Stated goal » Find each line with the word "label" in it, then give the total alone.

Records to use »
#####
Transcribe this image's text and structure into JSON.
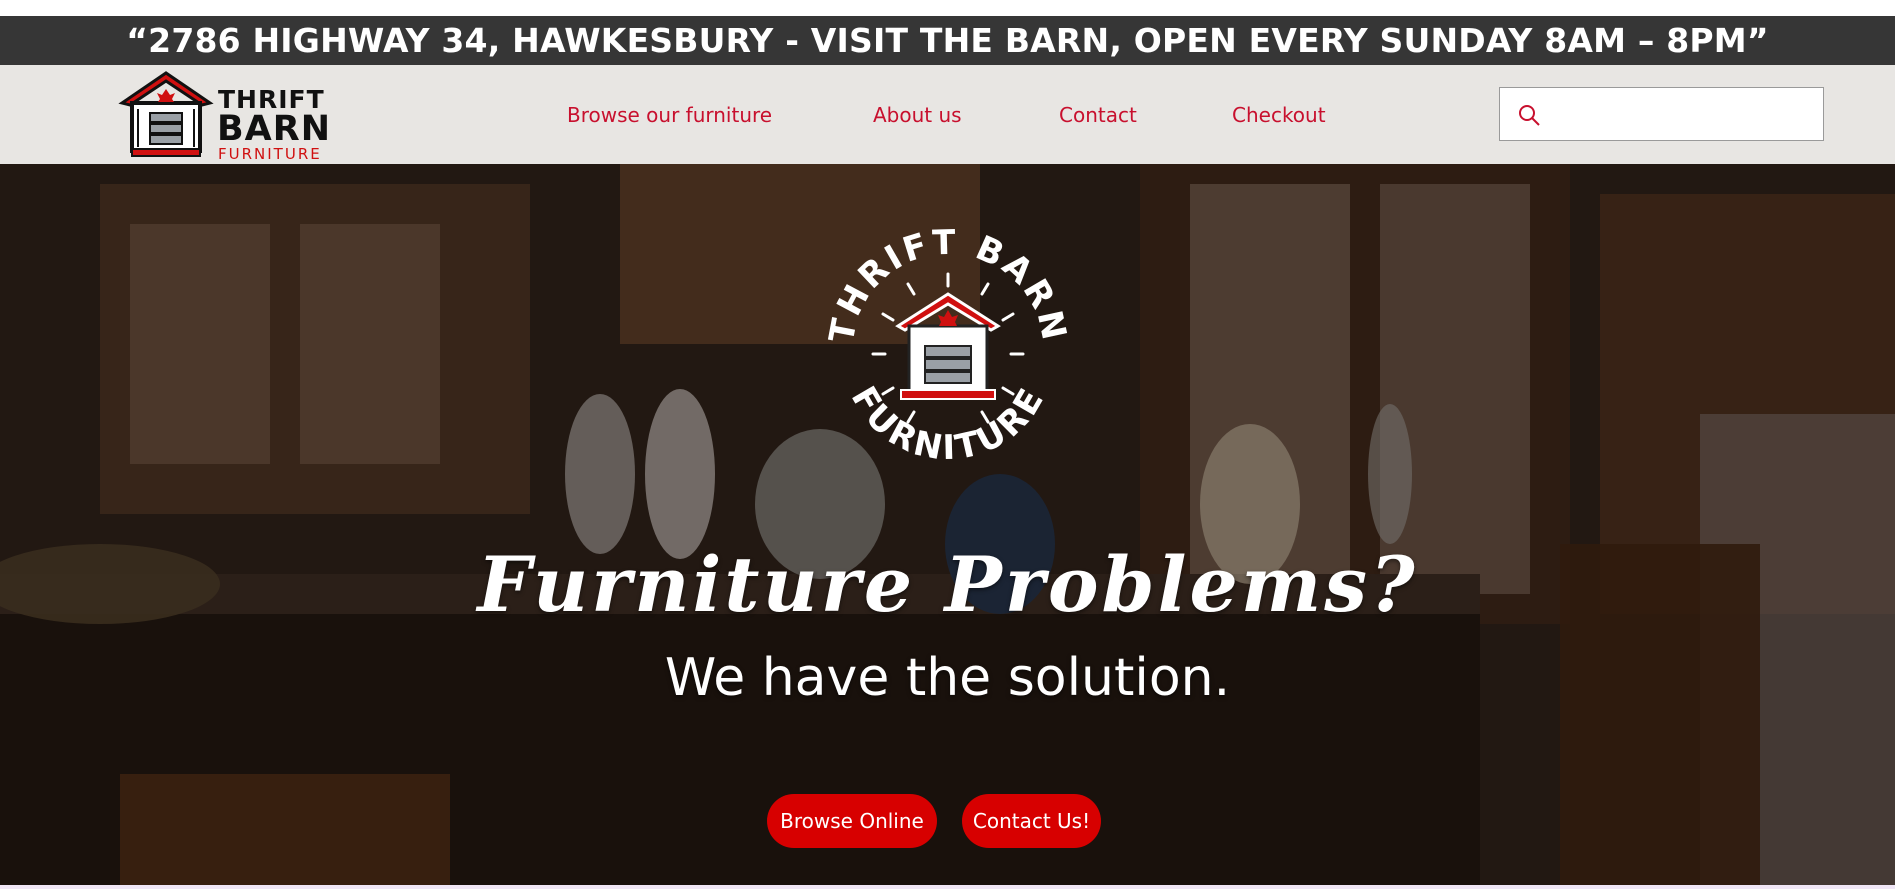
{
  "announcement": "“2786 HIGHWAY 34, HAWKESBURY - VISIT THE BARN, OPEN EVERY SUNDAY 8AM – 8PM”",
  "logo": {
    "line1": "THRIFT",
    "line2": "BARN",
    "line3": "FURNITURE"
  },
  "nav": {
    "items": [
      {
        "label": "Browse our furniture"
      },
      {
        "label": "About us"
      },
      {
        "label": "Contact"
      },
      {
        "label": "Checkout"
      }
    ]
  },
  "search": {
    "placeholder": "",
    "icon": "search-icon"
  },
  "hero": {
    "emblem_top": "THRIFT BARN",
    "emblem_bottom": "FURNITURE",
    "title": "Furniture Problems?",
    "subtitle": "We have the solution.",
    "buttons": [
      {
        "label": "Browse Online"
      },
      {
        "label": "Contact Us!"
      }
    ]
  },
  "colors": {
    "accent": "#d70000",
    "nav_link": "#c8102e",
    "announce_bg": "#363636",
    "header_bg": "#e8e6e3"
  }
}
#####
Result » 6